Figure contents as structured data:
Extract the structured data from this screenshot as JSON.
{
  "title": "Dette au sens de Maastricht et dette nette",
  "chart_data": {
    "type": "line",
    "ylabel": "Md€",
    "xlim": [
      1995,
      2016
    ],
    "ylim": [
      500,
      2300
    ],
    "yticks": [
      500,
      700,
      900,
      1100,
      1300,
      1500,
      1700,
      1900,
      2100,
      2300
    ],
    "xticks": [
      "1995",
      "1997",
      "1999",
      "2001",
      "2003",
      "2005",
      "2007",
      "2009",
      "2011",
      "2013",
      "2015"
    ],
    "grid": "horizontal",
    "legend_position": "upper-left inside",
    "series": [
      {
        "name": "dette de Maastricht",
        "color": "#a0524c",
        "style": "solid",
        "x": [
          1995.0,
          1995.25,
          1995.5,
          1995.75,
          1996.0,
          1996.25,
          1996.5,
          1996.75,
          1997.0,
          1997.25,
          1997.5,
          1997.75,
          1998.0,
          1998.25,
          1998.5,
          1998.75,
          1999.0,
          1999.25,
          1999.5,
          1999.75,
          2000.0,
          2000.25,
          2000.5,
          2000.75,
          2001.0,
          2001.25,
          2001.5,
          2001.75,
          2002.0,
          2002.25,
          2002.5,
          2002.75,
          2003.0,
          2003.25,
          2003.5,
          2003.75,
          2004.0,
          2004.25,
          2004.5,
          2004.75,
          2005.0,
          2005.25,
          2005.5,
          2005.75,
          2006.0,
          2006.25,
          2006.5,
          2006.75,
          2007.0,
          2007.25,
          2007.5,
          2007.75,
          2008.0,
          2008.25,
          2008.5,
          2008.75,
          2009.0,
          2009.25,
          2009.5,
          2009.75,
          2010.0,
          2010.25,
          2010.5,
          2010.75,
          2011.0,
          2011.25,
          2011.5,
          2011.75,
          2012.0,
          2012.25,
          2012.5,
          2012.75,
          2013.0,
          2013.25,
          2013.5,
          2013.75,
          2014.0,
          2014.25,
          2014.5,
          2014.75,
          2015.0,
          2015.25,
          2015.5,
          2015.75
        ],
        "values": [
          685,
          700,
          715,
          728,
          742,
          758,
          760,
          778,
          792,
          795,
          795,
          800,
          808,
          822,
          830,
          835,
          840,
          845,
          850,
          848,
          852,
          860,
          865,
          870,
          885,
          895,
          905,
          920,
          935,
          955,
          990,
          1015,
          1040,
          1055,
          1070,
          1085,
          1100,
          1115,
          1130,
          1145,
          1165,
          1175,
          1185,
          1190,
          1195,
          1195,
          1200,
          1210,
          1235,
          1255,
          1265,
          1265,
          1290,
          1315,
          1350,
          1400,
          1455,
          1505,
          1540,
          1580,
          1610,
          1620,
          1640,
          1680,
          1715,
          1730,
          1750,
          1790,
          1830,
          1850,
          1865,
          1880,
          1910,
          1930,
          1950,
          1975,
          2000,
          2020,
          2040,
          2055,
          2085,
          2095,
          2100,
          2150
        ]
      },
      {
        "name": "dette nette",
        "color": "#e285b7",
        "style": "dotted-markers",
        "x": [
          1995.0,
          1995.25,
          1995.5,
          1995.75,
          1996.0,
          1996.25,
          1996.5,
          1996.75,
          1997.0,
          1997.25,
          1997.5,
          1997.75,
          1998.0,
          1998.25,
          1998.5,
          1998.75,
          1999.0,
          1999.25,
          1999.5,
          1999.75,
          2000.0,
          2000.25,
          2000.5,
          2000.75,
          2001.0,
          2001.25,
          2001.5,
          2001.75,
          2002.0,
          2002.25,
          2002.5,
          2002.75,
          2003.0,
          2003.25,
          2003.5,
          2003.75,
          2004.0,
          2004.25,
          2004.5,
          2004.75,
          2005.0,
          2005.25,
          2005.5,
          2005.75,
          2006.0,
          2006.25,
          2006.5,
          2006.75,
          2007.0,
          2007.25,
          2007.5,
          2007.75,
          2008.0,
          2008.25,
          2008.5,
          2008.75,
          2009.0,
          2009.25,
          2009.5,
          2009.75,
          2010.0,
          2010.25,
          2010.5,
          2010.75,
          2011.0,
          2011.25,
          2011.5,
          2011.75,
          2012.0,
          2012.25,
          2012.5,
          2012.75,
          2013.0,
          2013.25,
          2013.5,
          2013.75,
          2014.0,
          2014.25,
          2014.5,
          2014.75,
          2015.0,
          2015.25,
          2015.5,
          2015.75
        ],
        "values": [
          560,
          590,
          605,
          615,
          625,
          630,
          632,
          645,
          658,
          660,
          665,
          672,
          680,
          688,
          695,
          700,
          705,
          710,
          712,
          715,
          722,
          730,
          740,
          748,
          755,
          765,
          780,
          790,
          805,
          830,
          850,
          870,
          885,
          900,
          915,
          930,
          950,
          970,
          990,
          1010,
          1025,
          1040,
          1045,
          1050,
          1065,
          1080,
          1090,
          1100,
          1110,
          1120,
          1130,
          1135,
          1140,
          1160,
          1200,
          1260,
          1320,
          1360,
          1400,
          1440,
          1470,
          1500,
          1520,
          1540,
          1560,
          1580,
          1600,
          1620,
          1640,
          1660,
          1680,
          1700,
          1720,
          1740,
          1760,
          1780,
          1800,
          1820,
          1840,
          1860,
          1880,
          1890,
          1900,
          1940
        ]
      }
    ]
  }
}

• [What is being asked]: Extract the complete listing above, reproducing each line exactly.

• [Result for this exercise]:
Extract the structured data from this screenshot as JSON.
{
  "title": "Dette au sens de Maastricht et dette nette",
  "chart_data": {
    "type": "line",
    "ylabel": "Md€",
    "xlim": [
      1995,
      2016
    ],
    "ylim": [
      500,
      2300
    ],
    "yticks": [
      500,
      700,
      900,
      1100,
      1300,
      1500,
      1700,
      1900,
      2100,
      2300
    ],
    "xticks": [
      "1995",
      "1997",
      "1999",
      "2001",
      "2003",
      "2005",
      "2007",
      "2009",
      "2011",
      "2013",
      "2015"
    ],
    "grid": "horizontal",
    "legend_position": "upper-left inside",
    "series": [
      {
        "name": "dette de Maastricht",
        "color": "#a0524c",
        "style": "solid",
        "x": [
          1995.0,
          1995.25,
          1995.5,
          1995.75,
          1996.0,
          1996.25,
          1996.5,
          1996.75,
          1997.0,
          1997.25,
          1997.5,
          1997.75,
          1998.0,
          1998.25,
          1998.5,
          1998.75,
          1999.0,
          1999.25,
          1999.5,
          1999.75,
          2000.0,
          2000.25,
          2000.5,
          2000.75,
          2001.0,
          2001.25,
          2001.5,
          2001.75,
          2002.0,
          2002.25,
          2002.5,
          2002.75,
          2003.0,
          2003.25,
          2003.5,
          2003.75,
          2004.0,
          2004.25,
          2004.5,
          2004.75,
          2005.0,
          2005.25,
          2005.5,
          2005.75,
          2006.0,
          2006.25,
          2006.5,
          2006.75,
          2007.0,
          2007.25,
          2007.5,
          2007.75,
          2008.0,
          2008.25,
          2008.5,
          2008.75,
          2009.0,
          2009.25,
          2009.5,
          2009.75,
          2010.0,
          2010.25,
          2010.5,
          2010.75,
          2011.0,
          2011.25,
          2011.5,
          2011.75,
          2012.0,
          2012.25,
          2012.5,
          2012.75,
          2013.0,
          2013.25,
          2013.5,
          2013.75,
          2014.0,
          2014.25,
          2014.5,
          2014.75,
          2015.0,
          2015.25,
          2015.5,
          2015.75
        ],
        "values": [
          685,
          700,
          715,
          728,
          742,
          758,
          760,
          778,
          792,
          795,
          795,
          800,
          808,
          822,
          830,
          835,
          840,
          845,
          850,
          848,
          852,
          860,
          865,
          870,
          885,
          895,
          905,
          920,
          935,
          955,
          990,
          1015,
          1040,
          1055,
          1070,
          1085,
          1100,
          1115,
          1130,
          1145,
          1165,
          1175,
          1185,
          1190,
          1195,
          1195,
          1200,
          1210,
          1235,
          1255,
          1265,
          1265,
          1290,
          1315,
          1350,
          1400,
          1455,
          1505,
          1540,
          1580,
          1610,
          1620,
          1640,
          1680,
          1715,
          1730,
          1750,
          1790,
          1830,
          1850,
          1865,
          1880,
          1910,
          1930,
          1950,
          1975,
          2000,
          2020,
          2040,
          2055,
          2085,
          2095,
          2100,
          2150
        ]
      },
      {
        "name": "dette nette",
        "color": "#e285b7",
        "style": "dotted-markers",
        "x": [
          1995.0,
          1995.25,
          1995.5,
          1995.75,
          1996.0,
          1996.25,
          1996.5,
          1996.75,
          1997.0,
          1997.25,
          1997.5,
          1997.75,
          1998.0,
          1998.25,
          1998.5,
          1998.75,
          1999.0,
          1999.25,
          1999.5,
          1999.75,
          2000.0,
          2000.25,
          2000.5,
          2000.75,
          2001.0,
          2001.25,
          2001.5,
          2001.75,
          2002.0,
          2002.25,
          2002.5,
          2002.75,
          2003.0,
          2003.25,
          2003.5,
          2003.75,
          2004.0,
          2004.25,
          2004.5,
          2004.75,
          2005.0,
          2005.25,
          2005.5,
          2005.75,
          2006.0,
          2006.25,
          2006.5,
          2006.75,
          2007.0,
          2007.25,
          2007.5,
          2007.75,
          2008.0,
          2008.25,
          2008.5,
          2008.75,
          2009.0,
          2009.25,
          2009.5,
          2009.75,
          2010.0,
          2010.25,
          2010.5,
          2010.75,
          2011.0,
          2011.25,
          2011.5,
          2011.75,
          2012.0,
          2012.25,
          2012.5,
          2012.75,
          2013.0,
          2013.25,
          2013.5,
          2013.75,
          2014.0,
          2014.25,
          2014.5,
          2014.75,
          2015.0,
          2015.25,
          2015.5,
          2015.75
        ],
        "values": [
          560,
          590,
          605,
          615,
          625,
          630,
          632,
          645,
          658,
          660,
          665,
          672,
          680,
          688,
          695,
          700,
          705,
          710,
          712,
          715,
          722,
          730,
          740,
          748,
          755,
          765,
          780,
          790,
          805,
          830,
          850,
          870,
          885,
          900,
          915,
          930,
          950,
          970,
          990,
          1010,
          1025,
          1040,
          1045,
          1050,
          1065,
          1080,
          1090,
          1100,
          1110,
          1120,
          1130,
          1135,
          1140,
          1160,
          1200,
          1260,
          1320,
          1360,
          1400,
          1440,
          1470,
          1500,
          1520,
          1540,
          1560,
          1580,
          1600,
          1620,
          1640,
          1660,
          1680,
          1700,
          1720,
          1740,
          1760,
          1780,
          1800,
          1820,
          1840,
          1860,
          1880,
          1890,
          1900,
          1940
        ]
      }
    ]
  }
}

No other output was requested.